Exercise directions: Write out all of the entries exactly as given.

## Begin Stored data

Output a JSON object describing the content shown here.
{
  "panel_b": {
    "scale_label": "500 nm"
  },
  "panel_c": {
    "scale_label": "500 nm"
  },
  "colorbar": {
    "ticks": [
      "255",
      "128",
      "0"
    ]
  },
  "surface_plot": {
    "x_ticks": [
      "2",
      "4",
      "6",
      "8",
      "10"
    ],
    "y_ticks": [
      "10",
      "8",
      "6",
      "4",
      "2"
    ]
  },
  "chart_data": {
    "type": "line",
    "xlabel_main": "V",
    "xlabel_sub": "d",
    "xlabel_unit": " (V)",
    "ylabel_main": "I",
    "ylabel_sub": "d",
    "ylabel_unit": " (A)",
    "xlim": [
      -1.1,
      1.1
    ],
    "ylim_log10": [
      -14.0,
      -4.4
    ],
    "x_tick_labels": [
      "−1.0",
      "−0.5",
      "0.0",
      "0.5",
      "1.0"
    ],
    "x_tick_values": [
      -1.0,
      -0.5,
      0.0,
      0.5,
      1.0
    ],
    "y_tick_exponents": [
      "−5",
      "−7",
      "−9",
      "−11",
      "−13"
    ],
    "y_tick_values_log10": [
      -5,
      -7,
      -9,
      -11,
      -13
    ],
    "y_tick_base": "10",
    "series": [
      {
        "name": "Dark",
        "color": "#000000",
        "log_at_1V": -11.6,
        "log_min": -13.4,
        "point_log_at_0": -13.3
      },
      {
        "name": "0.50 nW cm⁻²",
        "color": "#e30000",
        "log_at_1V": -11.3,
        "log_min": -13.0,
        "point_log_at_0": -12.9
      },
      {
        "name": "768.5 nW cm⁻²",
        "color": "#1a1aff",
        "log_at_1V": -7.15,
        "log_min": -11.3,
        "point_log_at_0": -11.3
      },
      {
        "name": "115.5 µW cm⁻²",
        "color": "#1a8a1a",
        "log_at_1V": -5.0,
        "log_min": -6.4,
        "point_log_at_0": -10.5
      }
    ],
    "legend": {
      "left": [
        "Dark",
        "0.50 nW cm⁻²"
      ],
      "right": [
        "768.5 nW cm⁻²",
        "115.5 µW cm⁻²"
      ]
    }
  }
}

## End Stored data

Written answer:
Output a JSON object describing the content shown here.
{
  "panel_b": {
    "scale_label": "500 nm"
  },
  "panel_c": {
    "scale_label": "500 nm"
  },
  "colorbar": {
    "ticks": [
      "255",
      "128",
      "0"
    ]
  },
  "surface_plot": {
    "x_ticks": [
      "2",
      "4",
      "6",
      "8",
      "10"
    ],
    "y_ticks": [
      "10",
      "8",
      "6",
      "4",
      "2"
    ]
  },
  "chart_data": {
    "type": "line",
    "xlabel_main": "V",
    "xlabel_sub": "d",
    "xlabel_unit": " (V)",
    "ylabel_main": "I",
    "ylabel_sub": "d",
    "ylabel_unit": " (A)",
    "xlim": [
      -1.1,
      1.1
    ],
    "ylim_log10": [
      -14.0,
      -4.4
    ],
    "x_tick_labels": [
      "−1.0",
      "−0.5",
      "0.0",
      "0.5",
      "1.0"
    ],
    "x_tick_values": [
      -1.0,
      -0.5,
      0.0,
      0.5,
      1.0
    ],
    "y_tick_exponents": [
      "−5",
      "−7",
      "−9",
      "−11",
      "−13"
    ],
    "y_tick_values_log10": [
      -5,
      -7,
      -9,
      -11,
      -13
    ],
    "y_tick_base": "10",
    "series": [
      {
        "name": "Dark",
        "color": "#000000",
        "log_at_1V": -11.6,
        "log_min": -13.4,
        "point_log_at_0": -13.3
      },
      {
        "name": "0.50 nW cm⁻²",
        "color": "#e30000",
        "log_at_1V": -11.3,
        "log_min": -13.0,
        "point_log_at_0": -12.9
      },
      {
        "name": "768.5 nW cm⁻²",
        "color": "#1a1aff",
        "log_at_1V": -7.15,
        "log_min": -11.3,
        "point_log_at_0": -11.3
      },
      {
        "name": "115.5 µW cm⁻²",
        "color": "#1a8a1a",
        "log_at_1V": -5.0,
        "log_min": -6.4,
        "point_log_at_0": -10.5
      }
    ],
    "legend": {
      "left": [
        "Dark",
        "0.50 nW cm⁻²"
      ],
      "right": [
        "768.5 nW cm⁻²",
        "115.5 µW cm⁻²"
      ]
    }
  }
}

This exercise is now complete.